- [Task instructions]:
Gather up the lines that contain "this".

Figure record listings:
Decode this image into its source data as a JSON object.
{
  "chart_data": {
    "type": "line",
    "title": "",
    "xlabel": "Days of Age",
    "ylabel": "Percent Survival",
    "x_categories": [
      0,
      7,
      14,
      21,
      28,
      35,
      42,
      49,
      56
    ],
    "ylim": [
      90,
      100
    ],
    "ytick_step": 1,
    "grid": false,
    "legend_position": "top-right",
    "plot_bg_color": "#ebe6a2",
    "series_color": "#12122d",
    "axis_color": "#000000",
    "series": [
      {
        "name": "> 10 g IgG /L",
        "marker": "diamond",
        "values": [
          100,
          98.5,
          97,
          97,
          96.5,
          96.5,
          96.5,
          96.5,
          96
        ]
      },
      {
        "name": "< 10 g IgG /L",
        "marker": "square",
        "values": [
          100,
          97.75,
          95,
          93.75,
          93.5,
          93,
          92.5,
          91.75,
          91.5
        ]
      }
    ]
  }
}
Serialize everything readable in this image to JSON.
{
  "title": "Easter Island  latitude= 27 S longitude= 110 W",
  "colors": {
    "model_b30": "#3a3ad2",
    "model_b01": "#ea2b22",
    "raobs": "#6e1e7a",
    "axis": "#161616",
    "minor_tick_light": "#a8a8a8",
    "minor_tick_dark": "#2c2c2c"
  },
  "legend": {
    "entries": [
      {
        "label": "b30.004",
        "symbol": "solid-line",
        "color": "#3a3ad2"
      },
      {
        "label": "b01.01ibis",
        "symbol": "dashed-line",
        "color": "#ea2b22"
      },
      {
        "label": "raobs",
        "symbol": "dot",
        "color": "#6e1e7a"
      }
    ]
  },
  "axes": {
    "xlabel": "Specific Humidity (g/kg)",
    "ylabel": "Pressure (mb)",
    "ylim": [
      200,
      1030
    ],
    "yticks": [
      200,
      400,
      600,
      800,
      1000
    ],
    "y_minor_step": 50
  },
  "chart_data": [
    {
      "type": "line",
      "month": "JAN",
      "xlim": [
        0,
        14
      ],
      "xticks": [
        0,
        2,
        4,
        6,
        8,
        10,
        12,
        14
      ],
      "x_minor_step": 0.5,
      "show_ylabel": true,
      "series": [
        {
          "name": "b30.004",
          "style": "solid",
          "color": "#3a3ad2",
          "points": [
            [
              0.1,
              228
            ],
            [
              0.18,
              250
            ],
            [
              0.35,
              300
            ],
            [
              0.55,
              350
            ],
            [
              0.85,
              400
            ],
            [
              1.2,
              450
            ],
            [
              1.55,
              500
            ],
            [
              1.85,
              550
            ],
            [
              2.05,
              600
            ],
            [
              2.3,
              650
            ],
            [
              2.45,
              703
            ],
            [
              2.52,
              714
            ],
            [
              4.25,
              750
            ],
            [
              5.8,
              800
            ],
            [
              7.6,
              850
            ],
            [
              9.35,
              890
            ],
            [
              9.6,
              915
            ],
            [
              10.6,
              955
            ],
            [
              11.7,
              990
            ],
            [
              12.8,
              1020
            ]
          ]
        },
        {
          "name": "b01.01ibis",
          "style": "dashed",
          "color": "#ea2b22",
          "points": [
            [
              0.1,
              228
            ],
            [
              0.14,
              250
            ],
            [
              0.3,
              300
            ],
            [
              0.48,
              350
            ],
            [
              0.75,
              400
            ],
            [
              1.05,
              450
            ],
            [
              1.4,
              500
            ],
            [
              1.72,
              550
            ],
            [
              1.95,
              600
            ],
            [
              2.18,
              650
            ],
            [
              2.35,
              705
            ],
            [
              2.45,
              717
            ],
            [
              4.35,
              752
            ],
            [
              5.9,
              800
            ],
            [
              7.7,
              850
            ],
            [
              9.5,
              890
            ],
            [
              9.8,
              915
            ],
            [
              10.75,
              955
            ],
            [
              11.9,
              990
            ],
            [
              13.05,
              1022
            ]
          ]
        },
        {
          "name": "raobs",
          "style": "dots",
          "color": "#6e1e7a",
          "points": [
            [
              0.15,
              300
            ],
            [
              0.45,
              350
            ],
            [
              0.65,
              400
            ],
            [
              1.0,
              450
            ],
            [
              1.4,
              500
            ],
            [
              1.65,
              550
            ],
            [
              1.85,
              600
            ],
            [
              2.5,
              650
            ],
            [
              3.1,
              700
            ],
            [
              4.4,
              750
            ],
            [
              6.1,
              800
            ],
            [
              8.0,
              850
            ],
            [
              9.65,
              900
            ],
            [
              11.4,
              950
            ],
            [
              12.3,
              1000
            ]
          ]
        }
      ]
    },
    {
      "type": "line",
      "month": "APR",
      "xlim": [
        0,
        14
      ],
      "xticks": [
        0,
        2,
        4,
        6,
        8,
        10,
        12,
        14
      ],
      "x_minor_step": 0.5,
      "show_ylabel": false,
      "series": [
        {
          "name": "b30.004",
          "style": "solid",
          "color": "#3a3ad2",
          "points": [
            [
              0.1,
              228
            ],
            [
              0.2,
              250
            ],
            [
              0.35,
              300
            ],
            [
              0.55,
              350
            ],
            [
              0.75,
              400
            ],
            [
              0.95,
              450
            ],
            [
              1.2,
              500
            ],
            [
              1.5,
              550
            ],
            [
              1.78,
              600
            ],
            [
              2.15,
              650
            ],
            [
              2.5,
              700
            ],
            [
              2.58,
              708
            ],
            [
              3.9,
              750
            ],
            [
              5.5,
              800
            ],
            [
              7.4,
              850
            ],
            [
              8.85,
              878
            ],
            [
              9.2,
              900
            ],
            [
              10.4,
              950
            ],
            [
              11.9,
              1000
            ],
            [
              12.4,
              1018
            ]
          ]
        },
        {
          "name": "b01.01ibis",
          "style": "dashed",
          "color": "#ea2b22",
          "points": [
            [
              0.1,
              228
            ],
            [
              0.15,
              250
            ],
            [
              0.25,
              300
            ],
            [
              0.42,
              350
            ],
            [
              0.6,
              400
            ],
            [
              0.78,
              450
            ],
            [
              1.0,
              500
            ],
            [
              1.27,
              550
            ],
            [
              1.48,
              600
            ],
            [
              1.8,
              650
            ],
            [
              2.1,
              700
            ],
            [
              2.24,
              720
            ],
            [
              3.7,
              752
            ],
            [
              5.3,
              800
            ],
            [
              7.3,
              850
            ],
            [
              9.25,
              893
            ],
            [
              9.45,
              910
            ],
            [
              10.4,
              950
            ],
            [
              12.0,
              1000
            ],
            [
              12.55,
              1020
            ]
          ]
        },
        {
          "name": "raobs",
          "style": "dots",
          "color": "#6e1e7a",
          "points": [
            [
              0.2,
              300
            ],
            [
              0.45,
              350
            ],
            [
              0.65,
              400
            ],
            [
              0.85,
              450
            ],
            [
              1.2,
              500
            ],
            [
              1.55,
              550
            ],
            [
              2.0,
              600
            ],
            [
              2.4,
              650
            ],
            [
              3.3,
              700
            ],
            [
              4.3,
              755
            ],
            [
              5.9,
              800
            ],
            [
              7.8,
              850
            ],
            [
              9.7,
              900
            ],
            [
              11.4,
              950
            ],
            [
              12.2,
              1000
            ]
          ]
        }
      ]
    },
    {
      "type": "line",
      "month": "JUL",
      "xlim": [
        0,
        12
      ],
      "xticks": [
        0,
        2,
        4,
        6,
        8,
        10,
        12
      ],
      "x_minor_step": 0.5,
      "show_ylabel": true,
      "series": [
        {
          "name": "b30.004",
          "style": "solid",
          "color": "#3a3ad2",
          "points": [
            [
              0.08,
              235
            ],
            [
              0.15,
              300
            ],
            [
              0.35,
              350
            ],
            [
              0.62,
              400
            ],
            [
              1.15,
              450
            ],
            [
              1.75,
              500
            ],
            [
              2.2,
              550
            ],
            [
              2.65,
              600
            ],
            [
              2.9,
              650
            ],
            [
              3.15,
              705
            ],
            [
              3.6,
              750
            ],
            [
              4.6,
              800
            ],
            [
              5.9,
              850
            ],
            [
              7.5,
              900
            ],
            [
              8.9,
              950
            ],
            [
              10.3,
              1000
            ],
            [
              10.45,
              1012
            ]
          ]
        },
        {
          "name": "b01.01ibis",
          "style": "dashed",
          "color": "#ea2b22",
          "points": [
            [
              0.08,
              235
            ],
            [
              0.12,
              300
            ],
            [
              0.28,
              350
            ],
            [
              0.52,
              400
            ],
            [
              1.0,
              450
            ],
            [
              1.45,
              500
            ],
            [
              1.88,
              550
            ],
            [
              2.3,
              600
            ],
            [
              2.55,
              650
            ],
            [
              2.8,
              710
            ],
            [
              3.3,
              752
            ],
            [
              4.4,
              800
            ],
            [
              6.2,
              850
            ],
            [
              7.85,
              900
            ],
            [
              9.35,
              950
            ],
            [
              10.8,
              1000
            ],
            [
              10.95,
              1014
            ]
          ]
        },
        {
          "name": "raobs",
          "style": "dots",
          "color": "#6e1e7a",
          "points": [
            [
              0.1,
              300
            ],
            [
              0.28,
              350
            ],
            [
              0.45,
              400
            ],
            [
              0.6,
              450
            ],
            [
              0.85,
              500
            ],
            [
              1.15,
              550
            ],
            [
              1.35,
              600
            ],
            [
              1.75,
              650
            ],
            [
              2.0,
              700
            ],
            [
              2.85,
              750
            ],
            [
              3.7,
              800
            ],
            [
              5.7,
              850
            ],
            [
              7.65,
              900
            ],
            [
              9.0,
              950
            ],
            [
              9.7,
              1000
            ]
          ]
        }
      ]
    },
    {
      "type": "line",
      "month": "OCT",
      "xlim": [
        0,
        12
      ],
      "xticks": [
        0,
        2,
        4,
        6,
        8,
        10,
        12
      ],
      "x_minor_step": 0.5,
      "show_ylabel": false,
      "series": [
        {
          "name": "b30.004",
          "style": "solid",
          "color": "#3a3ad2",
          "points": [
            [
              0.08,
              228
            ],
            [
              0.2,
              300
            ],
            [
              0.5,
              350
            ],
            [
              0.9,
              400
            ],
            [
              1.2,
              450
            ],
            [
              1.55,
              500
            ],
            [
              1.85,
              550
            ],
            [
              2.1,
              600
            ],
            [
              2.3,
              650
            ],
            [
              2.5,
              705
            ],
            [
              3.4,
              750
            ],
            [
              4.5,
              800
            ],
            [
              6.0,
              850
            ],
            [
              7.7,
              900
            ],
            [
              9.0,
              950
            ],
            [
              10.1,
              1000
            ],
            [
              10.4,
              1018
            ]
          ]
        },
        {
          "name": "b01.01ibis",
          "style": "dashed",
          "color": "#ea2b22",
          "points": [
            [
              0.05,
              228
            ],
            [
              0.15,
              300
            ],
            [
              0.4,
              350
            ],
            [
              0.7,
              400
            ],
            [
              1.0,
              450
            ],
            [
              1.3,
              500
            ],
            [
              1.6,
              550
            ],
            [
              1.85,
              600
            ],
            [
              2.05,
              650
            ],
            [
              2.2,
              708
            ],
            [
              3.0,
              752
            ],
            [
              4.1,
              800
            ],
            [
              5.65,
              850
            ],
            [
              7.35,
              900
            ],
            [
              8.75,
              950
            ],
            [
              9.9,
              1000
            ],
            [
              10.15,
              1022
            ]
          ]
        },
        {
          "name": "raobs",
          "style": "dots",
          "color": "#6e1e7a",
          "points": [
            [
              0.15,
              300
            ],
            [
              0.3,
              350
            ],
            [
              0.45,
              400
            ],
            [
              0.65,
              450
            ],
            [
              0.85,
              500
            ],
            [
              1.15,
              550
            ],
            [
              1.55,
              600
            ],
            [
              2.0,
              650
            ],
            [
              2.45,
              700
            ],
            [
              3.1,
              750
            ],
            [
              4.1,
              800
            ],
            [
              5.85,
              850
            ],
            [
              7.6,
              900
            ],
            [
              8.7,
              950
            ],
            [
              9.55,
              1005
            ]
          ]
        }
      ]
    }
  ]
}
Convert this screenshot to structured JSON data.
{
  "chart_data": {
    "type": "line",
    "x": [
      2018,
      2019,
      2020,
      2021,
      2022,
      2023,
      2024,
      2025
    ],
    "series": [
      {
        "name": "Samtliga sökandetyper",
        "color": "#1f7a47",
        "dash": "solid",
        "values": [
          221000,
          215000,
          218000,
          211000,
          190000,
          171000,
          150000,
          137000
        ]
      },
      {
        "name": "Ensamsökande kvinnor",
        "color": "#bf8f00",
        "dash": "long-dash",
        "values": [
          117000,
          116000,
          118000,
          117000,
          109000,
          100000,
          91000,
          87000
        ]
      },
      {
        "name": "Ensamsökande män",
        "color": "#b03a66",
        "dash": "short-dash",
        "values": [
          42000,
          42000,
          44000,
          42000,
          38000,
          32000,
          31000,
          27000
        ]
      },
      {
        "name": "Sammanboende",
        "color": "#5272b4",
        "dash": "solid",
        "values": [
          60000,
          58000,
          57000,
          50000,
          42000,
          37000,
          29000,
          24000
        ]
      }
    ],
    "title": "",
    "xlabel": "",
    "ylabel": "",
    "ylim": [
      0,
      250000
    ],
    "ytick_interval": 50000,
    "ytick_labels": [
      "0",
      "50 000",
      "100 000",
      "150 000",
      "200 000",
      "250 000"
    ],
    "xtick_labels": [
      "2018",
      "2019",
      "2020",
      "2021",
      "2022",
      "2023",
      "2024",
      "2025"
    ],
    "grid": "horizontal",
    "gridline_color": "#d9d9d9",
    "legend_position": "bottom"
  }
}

- [The result]:
Decode this image into its source data as a JSON object.
Serialize everything readable in this image to JSON.
Convert this screenshot to structured JSON data.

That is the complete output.